Repeat the data verbatim.

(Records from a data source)
[BEGIN]

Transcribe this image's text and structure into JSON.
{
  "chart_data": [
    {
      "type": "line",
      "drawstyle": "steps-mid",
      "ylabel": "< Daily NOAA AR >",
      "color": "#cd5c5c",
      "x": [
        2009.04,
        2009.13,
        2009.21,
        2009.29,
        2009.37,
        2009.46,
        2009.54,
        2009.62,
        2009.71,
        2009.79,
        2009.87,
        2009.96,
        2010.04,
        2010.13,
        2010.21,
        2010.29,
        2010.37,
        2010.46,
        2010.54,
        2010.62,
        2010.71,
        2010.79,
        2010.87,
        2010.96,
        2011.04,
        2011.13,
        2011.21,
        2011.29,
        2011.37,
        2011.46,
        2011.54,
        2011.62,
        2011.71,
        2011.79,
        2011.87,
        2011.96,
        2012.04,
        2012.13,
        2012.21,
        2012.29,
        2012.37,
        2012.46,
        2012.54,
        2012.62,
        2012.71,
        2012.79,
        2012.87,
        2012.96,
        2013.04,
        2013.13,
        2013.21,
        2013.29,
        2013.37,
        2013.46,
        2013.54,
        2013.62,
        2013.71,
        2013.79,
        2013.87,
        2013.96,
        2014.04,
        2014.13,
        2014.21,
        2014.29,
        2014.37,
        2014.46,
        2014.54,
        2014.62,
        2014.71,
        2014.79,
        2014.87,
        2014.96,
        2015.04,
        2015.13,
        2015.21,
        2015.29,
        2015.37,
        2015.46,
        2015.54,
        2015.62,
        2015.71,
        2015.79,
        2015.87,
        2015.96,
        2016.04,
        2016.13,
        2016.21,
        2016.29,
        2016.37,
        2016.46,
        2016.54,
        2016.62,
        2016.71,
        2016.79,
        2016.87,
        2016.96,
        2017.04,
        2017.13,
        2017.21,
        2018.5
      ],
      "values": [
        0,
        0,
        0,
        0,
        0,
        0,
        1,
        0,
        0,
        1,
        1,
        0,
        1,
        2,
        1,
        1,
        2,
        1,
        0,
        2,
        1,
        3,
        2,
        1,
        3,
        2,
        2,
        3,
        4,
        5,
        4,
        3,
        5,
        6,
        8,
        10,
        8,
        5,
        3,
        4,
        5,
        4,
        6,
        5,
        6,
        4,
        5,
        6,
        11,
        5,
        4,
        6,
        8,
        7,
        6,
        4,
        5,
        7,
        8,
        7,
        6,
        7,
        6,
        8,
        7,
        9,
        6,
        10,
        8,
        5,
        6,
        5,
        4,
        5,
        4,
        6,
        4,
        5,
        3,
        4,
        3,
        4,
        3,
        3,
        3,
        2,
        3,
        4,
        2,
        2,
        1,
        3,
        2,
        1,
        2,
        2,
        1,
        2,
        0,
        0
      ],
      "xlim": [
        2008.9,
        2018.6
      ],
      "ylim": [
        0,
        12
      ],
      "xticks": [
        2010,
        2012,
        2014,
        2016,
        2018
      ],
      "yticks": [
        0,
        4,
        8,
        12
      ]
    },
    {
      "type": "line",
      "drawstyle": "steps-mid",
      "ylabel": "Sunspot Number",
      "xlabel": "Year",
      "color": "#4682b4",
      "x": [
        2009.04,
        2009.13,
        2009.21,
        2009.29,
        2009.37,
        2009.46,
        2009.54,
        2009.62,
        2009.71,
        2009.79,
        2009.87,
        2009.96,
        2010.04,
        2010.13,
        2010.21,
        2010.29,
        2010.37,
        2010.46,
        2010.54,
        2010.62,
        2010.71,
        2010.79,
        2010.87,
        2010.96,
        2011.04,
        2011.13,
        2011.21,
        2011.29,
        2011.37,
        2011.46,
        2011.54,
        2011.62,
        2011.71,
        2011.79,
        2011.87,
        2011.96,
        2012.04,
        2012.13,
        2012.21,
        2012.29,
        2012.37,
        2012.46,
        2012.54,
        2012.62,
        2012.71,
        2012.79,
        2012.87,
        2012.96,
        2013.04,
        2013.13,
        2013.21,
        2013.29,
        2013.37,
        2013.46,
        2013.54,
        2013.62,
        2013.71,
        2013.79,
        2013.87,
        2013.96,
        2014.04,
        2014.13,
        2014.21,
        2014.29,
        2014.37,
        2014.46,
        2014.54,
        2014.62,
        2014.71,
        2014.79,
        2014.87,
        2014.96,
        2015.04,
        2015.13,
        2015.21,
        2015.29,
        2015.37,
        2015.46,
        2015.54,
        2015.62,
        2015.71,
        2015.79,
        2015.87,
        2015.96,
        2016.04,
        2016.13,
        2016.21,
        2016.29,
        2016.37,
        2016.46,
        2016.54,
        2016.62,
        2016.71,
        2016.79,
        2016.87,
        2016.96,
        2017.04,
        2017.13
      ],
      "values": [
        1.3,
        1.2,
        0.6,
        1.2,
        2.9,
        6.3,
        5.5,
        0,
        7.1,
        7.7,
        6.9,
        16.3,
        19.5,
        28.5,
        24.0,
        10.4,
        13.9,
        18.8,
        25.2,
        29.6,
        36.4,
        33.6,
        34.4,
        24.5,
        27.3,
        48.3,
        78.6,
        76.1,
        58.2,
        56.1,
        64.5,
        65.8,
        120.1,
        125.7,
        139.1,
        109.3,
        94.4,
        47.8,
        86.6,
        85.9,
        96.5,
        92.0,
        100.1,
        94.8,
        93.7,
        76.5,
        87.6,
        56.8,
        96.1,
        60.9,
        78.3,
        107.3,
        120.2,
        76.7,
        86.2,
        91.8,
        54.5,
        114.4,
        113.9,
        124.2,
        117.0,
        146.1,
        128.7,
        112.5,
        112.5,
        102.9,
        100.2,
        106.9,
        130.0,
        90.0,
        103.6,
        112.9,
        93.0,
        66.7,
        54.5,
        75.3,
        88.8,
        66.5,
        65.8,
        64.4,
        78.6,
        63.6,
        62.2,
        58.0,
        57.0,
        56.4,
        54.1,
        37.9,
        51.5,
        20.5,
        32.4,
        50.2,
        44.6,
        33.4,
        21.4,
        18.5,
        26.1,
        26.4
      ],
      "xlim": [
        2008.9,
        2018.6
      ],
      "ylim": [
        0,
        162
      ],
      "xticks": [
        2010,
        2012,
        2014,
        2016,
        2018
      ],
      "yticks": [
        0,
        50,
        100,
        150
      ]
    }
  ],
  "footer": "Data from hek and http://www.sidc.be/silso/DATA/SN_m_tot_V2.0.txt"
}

[END]

* Solution to this problem *
Transcribe this image's text and structure into JSON.
{
  "chart_data": [
    {
      "type": "line",
      "drawstyle": "steps-mid",
      "ylabel": "< Daily NOAA AR >",
      "color": "#cd5c5c",
      "x": [
        2009.04,
        2009.13,
        2009.21,
        2009.29,
        2009.37,
        2009.46,
        2009.54,
        2009.62,
        2009.71,
        2009.79,
        2009.87,
        2009.96,
        2010.04,
        2010.13,
        2010.21,
        2010.29,
        2010.37,
        2010.46,
        2010.54,
        2010.62,
        2010.71,
        2010.79,
        2010.87,
        2010.96,
        2011.04,
        2011.13,
        2011.21,
        2011.29,
        2011.37,
        2011.46,
        2011.54,
        2011.62,
        2011.71,
        2011.79,
        2011.87,
        2011.96,
        2012.04,
        2012.13,
        2012.21,
        2012.29,
        2012.37,
        2012.46,
        2012.54,
        2012.62,
        2012.71,
        2012.79,
        2012.87,
        2012.96,
        2013.04,
        2013.13,
        2013.21,
        2013.29,
        2013.37,
        2013.46,
        2013.54,
        2013.62,
        2013.71,
        2013.79,
        2013.87,
        2013.96,
        2014.04,
        2014.13,
        2014.21,
        2014.29,
        2014.37,
        2014.46,
        2014.54,
        2014.62,
        2014.71,
        2014.79,
        2014.87,
        2014.96,
        2015.04,
        2015.13,
        2015.21,
        2015.29,
        2015.37,
        2015.46,
        2015.54,
        2015.62,
        2015.71,
        2015.79,
        2015.87,
        2015.96,
        2016.04,
        2016.13,
        2016.21,
        2016.29,
        2016.37,
        2016.46,
        2016.54,
        2016.62,
        2016.71,
        2016.79,
        2016.87,
        2016.96,
        2017.04,
        2017.13,
        2017.21,
        2018.5
      ],
      "values": [
        0,
        0,
        0,
        0,
        0,
        0,
        1,
        0,
        0,
        1,
        1,
        0,
        1,
        2,
        1,
        1,
        2,
        1,
        0,
        2,
        1,
        3,
        2,
        1,
        3,
        2,
        2,
        3,
        4,
        5,
        4,
        3,
        5,
        6,
        8,
        10,
        8,
        5,
        3,
        4,
        5,
        4,
        6,
        5,
        6,
        4,
        5,
        6,
        11,
        5,
        4,
        6,
        8,
        7,
        6,
        4,
        5,
        7,
        8,
        7,
        6,
        7,
        6,
        8,
        7,
        9,
        6,
        10,
        8,
        5,
        6,
        5,
        4,
        5,
        4,
        6,
        4,
        5,
        3,
        4,
        3,
        4,
        3,
        3,
        3,
        2,
        3,
        4,
        2,
        2,
        1,
        3,
        2,
        1,
        2,
        2,
        1,
        2,
        0,
        0
      ],
      "xlim": [
        2008.9,
        2018.6
      ],
      "ylim": [
        0,
        12
      ],
      "xticks": [
        2010,
        2012,
        2014,
        2016,
        2018
      ],
      "yticks": [
        0,
        4,
        8,
        12
      ]
    },
    {
      "type": "line",
      "drawstyle": "steps-mid",
      "ylabel": "Sunspot Number",
      "xlabel": "Year",
      "color": "#4682b4",
      "x": [
        2009.04,
        2009.13,
        2009.21,
        2009.29,
        2009.37,
        2009.46,
        2009.54,
        2009.62,
        2009.71,
        2009.79,
        2009.87,
        2009.96,
        2010.04,
        2010.13,
        2010.21,
        2010.29,
        2010.37,
        2010.46,
        2010.54,
        2010.62,
        2010.71,
        2010.79,
        2010.87,
        2010.96,
        2011.04,
        2011.13,
        2011.21,
        2011.29,
        2011.37,
        2011.46,
        2011.54,
        2011.62,
        2011.71,
        2011.79,
        2011.87,
        2011.96,
        2012.04,
        2012.13,
        2012.21,
        2012.29,
        2012.37,
        2012.46,
        2012.54,
        2012.62,
        2012.71,
        2012.79,
        2012.87,
        2012.96,
        2013.04,
        2013.13,
        2013.21,
        2013.29,
        2013.37,
        2013.46,
        2013.54,
        2013.62,
        2013.71,
        2013.79,
        2013.87,
        2013.96,
        2014.04,
        2014.13,
        2014.21,
        2014.29,
        2014.37,
        2014.46,
        2014.54,
        2014.62,
        2014.71,
        2014.79,
        2014.87,
        2014.96,
        2015.04,
        2015.13,
        2015.21,
        2015.29,
        2015.37,
        2015.46,
        2015.54,
        2015.62,
        2015.71,
        2015.79,
        2015.87,
        2015.96,
        2016.04,
        2016.13,
        2016.21,
        2016.29,
        2016.37,
        2016.46,
        2016.54,
        2016.62,
        2016.71,
        2016.79,
        2016.87,
        2016.96,
        2017.04,
        2017.13
      ],
      "values": [
        1.3,
        1.2,
        0.6,
        1.2,
        2.9,
        6.3,
        5.5,
        0,
        7.1,
        7.7,
        6.9,
        16.3,
        19.5,
        28.5,
        24.0,
        10.4,
        13.9,
        18.8,
        25.2,
        29.6,
        36.4,
        33.6,
        34.4,
        24.5,
        27.3,
        48.3,
        78.6,
        76.1,
        58.2,
        56.1,
        64.5,
        65.8,
        120.1,
        125.7,
        139.1,
        109.3,
        94.4,
        47.8,
        86.6,
        85.9,
        96.5,
        92.0,
        100.1,
        94.8,
        93.7,
        76.5,
        87.6,
        56.8,
        96.1,
        60.9,
        78.3,
        107.3,
        120.2,
        76.7,
        86.2,
        91.8,
        54.5,
        114.4,
        113.9,
        124.2,
        117.0,
        146.1,
        128.7,
        112.5,
        112.5,
        102.9,
        100.2,
        106.9,
        130.0,
        90.0,
        103.6,
        112.9,
        93.0,
        66.7,
        54.5,
        75.3,
        88.8,
        66.5,
        65.8,
        64.4,
        78.6,
        63.6,
        62.2,
        58.0,
        57.0,
        56.4,
        54.1,
        37.9,
        51.5,
        20.5,
        32.4,
        50.2,
        44.6,
        33.4,
        21.4,
        18.5,
        26.1,
        26.4
      ],
      "xlim": [
        2008.9,
        2018.6
      ],
      "ylim": [
        0,
        162
      ],
      "xticks": [
        2010,
        2012,
        2014,
        2016,
        2018
      ],
      "yticks": [
        0,
        50,
        100,
        150
      ]
    }
  ],
  "footer": "Data from hek and http://www.sidc.be/silso/DATA/SN_m_tot_V2.0.txt"
}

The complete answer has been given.